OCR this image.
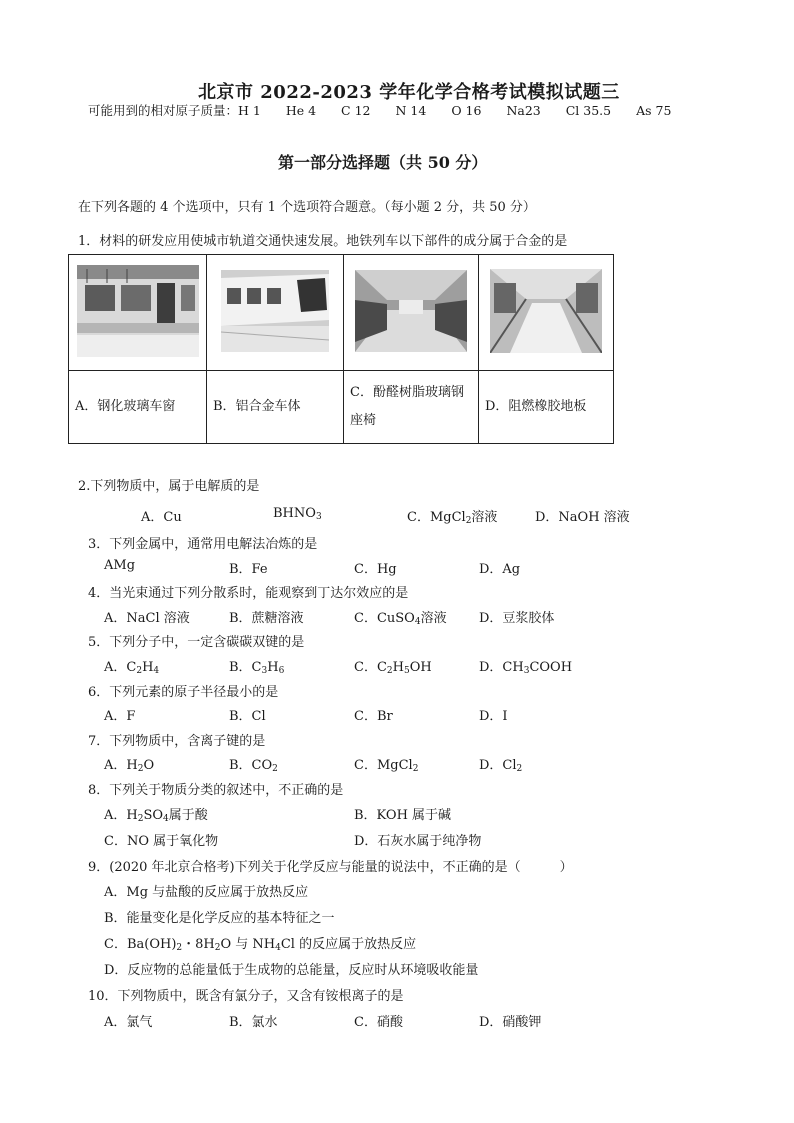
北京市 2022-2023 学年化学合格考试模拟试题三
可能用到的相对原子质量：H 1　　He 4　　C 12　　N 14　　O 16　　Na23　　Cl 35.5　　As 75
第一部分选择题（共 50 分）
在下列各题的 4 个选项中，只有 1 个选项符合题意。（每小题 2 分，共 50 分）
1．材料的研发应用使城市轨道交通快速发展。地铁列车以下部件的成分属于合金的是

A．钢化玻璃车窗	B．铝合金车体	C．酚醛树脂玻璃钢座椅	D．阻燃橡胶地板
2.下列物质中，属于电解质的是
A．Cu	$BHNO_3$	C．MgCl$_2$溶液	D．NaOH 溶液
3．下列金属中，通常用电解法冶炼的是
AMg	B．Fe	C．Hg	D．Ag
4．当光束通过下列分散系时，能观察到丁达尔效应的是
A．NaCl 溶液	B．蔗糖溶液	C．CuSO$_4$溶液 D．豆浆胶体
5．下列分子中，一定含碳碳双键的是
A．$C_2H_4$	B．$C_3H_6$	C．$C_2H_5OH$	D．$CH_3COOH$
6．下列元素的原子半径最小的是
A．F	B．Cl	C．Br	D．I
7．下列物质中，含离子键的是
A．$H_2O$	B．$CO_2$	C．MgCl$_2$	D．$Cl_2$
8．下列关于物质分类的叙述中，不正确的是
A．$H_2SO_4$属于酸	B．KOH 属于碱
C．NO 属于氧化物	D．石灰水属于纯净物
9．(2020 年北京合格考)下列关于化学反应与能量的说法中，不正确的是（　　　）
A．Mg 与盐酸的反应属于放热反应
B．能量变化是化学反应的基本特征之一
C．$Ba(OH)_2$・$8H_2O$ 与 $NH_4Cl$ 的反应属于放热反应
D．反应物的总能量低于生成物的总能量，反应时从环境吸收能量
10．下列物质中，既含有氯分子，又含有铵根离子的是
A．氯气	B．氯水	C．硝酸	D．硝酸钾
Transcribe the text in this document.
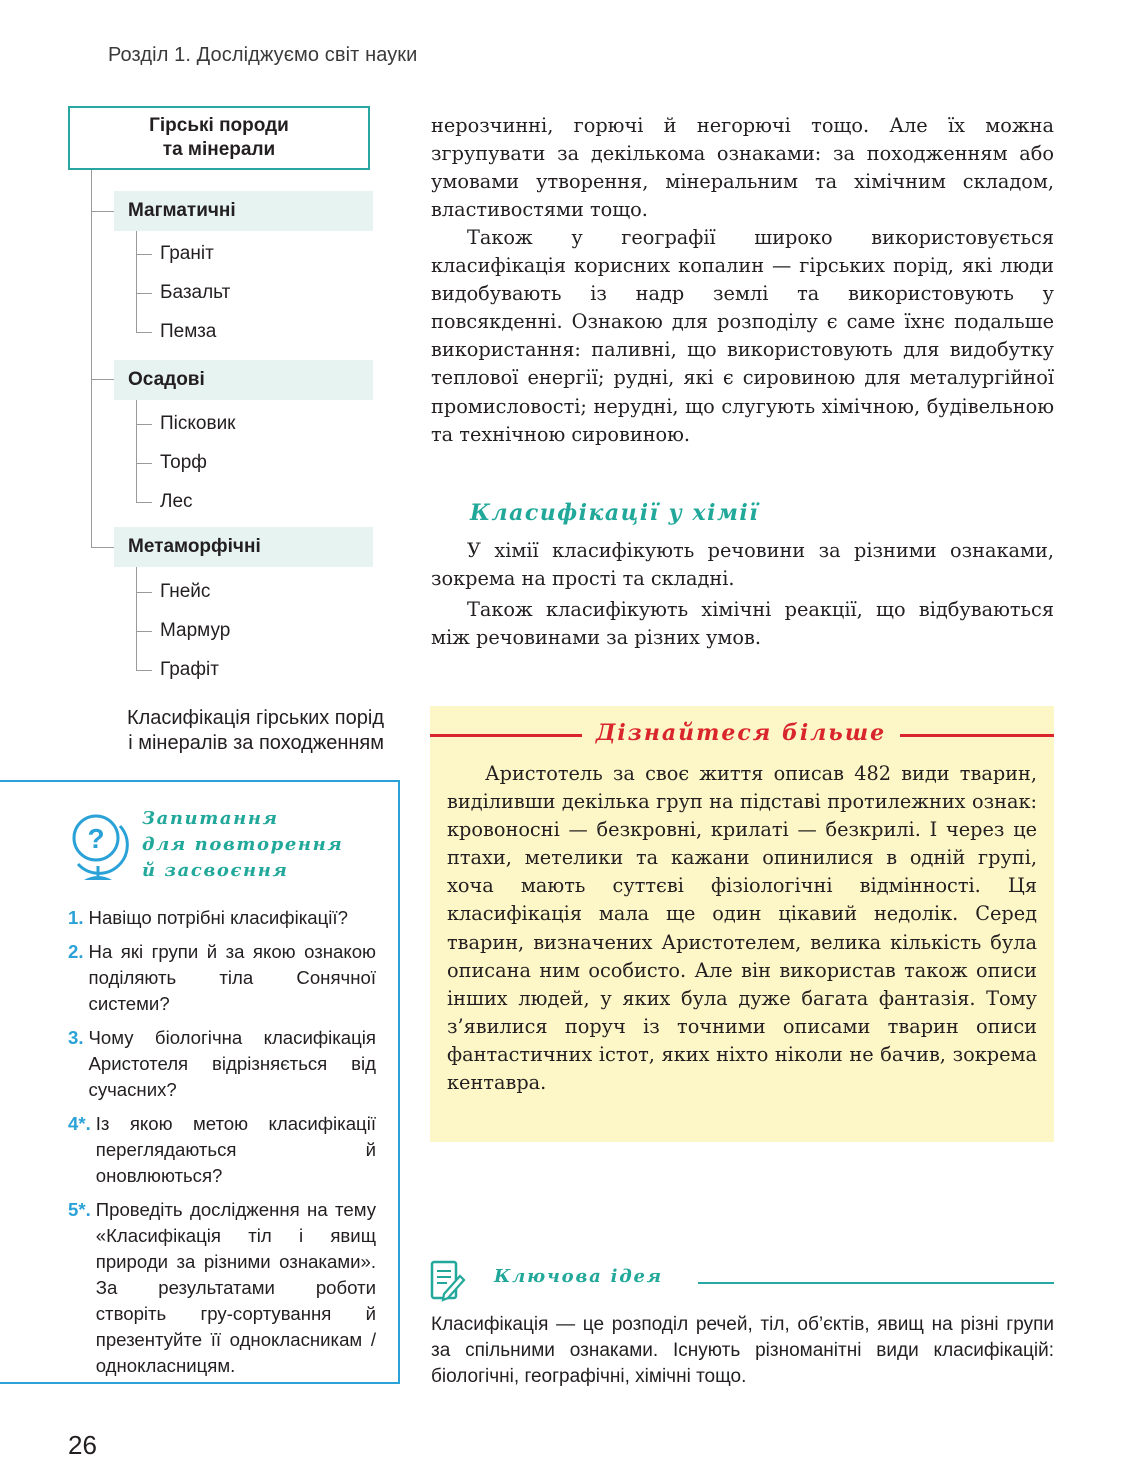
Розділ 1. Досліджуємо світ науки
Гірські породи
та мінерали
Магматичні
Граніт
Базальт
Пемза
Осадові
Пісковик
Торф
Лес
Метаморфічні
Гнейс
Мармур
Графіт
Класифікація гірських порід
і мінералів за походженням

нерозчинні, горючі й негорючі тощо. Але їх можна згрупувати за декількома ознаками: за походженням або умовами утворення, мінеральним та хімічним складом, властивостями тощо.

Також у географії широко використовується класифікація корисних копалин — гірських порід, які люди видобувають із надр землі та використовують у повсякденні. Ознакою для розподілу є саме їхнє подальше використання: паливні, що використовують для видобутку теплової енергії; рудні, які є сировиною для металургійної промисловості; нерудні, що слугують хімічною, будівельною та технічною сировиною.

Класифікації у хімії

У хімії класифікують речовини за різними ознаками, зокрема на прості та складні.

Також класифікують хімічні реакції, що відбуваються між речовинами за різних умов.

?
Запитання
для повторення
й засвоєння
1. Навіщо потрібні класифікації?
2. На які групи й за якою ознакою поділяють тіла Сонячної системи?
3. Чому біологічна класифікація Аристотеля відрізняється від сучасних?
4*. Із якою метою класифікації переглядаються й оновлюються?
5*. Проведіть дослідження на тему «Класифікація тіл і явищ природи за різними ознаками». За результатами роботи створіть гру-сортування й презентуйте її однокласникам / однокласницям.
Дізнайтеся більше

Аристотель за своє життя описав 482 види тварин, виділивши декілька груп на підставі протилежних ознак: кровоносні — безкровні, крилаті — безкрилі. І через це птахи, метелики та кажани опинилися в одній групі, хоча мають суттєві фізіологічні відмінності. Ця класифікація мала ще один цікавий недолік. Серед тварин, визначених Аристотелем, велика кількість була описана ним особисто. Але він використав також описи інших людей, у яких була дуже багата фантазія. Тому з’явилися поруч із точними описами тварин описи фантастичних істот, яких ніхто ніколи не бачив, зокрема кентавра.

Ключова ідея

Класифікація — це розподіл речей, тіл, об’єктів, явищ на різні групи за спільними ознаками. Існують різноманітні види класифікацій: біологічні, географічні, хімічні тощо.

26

══════════

→ Task statement
Transcribe the full listing character for character. Pictures are excluded.

→ Exercise response
OCR this image.
北京市 2022-2023 学年化学合格考试模拟试题三
可能用到的相对原子质量：H 1　　He 4　　C 12　　N 14　　O 16　　Na23　　Cl 35.5　　As 75
第一部分选择题（共 50 分）
在下列各题的 4 个选项中，只有 1 个选项符合题意。（每小题 2 分，共 50 分）
1．材料的研发应用使城市轨道交通快速发展。地铁列车以下部件的成分属于合金的是

A．钢化玻璃车窗	B．铝合金车体	C．酚醛树脂玻璃钢座椅	D．阻燃橡胶地板
2.下列物质中，属于电解质的是
A．Cu	$BHNO_3$	C．MgCl$_2$溶液	D．NaOH 溶液
3．下列金属中，通常用电解法冶炼的是
AMg	B．Fe	C．Hg	D．Ag
4．当光束通过下列分散系时，能观察到丁达尔效应的是
A．NaCl 溶液	B．蔗糖溶液	C．CuSO$_4$溶液 D．豆浆胶体
5．下列分子中，一定含碳碳双键的是
A．$C_2H_4$	B．$C_3H_6$	C．$C_2H_5OH$	D．$CH_3COOH$
6．下列元素的原子半径最小的是
A．F	B．Cl	C．Br	D．I
7．下列物质中，含离子键的是
A．$H_2O$	B．$CO_2$	C．MgCl$_2$	D．$Cl_2$
8．下列关于物质分类的叙述中，不正确的是
A．$H_2SO_4$属于酸	B．KOH 属于碱
C．NO 属于氧化物	D．石灰水属于纯净物
9．(2020 年北京合格考)下列关于化学反应与能量的说法中，不正确的是（　　　）
A．Mg 与盐酸的反应属于放热反应
B．能量变化是化学反应的基本特征之一
C．$Ba(OH)_2$・$8H_2O$ 与 $NH_4Cl$ 的反应属于放热反应
D．反应物的总能量低于生成物的总能量，反应时从环境吸收能量
10．下列物质中，既含有氯分子，又含有铵根离子的是
A．氯气	B．氯水	C．硝酸	D．硝酸钾
Transcribe the text in this document.
Розділ 1. Досліджуємо світ науки
Гірські породи
та мінерали
Магматичні
Граніт
Базальт
Пемза
Осадові
Пісковик
Торф
Лес
Метаморфічні
Гнейс
Мармур
Графіт
Класифікація гірських порід
і мінералів за походженням

нерозчинні, горючі й негорючі тощо. Але їх можна згрупувати за декількома ознаками: за походженням або умовами утворення, мінеральним та хімічним складом, властивостями тощо.

Також у географії широко використовується класифікація корисних копалин — гірських порід, які люди видобувають із надр землі та використовують у повсякденні. Ознакою для розподілу є саме їхнє подальше використання: паливні, що використовують для видобутку теплової енергії; рудні, які є сировиною для металургійної промисловості; нерудні, що слугують хімічною, будівельною та технічною сировиною.

Класифікації у хімії

У хімії класифікують речовини за різними ознаками, зокрема на прості та складні.

Також класифікують хімічні реакції, що відбуваються між речовинами за різних умов.

?
Запитання
для повторення
й засвоєння
1. Навіщо потрібні класифікації?
2. На які групи й за якою ознакою поділяють тіла Сонячної системи?
3. Чому біологічна класифікація Аристотеля відрізняється від сучасних?
4*. Із якою метою класифікації переглядаються й оновлюються?
5*. Проведіть дослідження на тему «Класифікація тіл і явищ природи за різними ознаками». За результатами роботи створіть гру-сортування й презентуйте її однокласникам / однокласницям.
Дізнайтеся більше

Аристотель за своє життя описав 482 види тварин, виділивши декілька груп на підставі протилежних ознак: кровоносні — безкровні, крилаті — безкрилі. І через це птахи, метелики та кажани опинилися в одній групі, хоча мають суттєві фізіологічні відмінності. Ця класифікація мала ще один цікавий недолік. Серед тварин, визначених Аристотелем, велика кількість була описана ним особисто. Але він використав також описи інших людей, у яких була дуже багата фантазія. Тому з’явилися поруч із точними описами тварин описи фантастичних істот, яких ніхто ніколи не бачив, зокрема кентавра.

Ключова ідея

Класифікація — це розподіл речей, тіл, об’єктів, явищ на різні групи за спільними ознаками. Існують різноманітні види класифікацій: біологічні, географічні, хімічні тощо.

26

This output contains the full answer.